EXERCISE GOAL:
Look below. Copy each line that has "this" in it.

RECORDS FOR PROCESSING:

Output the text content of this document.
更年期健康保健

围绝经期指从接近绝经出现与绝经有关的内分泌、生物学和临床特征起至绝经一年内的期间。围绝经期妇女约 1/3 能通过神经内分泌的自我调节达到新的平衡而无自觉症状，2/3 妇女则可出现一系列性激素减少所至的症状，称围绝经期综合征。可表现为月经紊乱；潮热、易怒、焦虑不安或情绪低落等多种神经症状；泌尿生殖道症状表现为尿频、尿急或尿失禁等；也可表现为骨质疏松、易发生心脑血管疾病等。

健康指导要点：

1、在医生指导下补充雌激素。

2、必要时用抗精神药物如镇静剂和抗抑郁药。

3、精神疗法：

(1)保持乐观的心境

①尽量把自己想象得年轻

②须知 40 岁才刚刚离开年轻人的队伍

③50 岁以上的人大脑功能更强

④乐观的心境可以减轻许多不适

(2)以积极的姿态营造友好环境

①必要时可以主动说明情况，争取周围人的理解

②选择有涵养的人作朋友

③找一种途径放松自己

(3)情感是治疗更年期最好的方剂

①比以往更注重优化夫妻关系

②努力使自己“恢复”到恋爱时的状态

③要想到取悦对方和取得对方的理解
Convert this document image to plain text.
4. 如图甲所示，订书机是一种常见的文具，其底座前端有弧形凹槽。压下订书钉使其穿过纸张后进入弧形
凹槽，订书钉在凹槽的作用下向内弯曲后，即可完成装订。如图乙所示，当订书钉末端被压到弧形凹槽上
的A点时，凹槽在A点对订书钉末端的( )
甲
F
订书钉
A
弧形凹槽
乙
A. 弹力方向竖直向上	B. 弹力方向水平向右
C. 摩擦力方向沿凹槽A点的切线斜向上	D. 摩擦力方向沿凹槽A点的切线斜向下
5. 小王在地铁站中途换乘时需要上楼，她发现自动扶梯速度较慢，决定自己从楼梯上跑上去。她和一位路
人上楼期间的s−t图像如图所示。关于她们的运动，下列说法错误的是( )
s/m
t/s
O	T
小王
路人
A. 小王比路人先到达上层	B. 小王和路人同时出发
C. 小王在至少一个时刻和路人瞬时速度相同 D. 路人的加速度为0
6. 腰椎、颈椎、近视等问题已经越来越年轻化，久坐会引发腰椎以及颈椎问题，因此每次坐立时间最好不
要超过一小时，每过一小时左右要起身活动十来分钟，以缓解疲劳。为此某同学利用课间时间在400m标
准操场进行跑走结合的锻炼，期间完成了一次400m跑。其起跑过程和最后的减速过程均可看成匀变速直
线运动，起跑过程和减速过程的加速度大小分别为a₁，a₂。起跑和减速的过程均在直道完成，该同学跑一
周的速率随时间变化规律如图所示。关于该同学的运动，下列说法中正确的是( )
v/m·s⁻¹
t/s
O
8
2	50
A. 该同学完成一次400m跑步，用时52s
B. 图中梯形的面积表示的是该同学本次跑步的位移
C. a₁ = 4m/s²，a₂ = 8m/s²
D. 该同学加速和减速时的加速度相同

RESPONSE BELOW:
Output the text content of this document.
Convert this document image to plain text.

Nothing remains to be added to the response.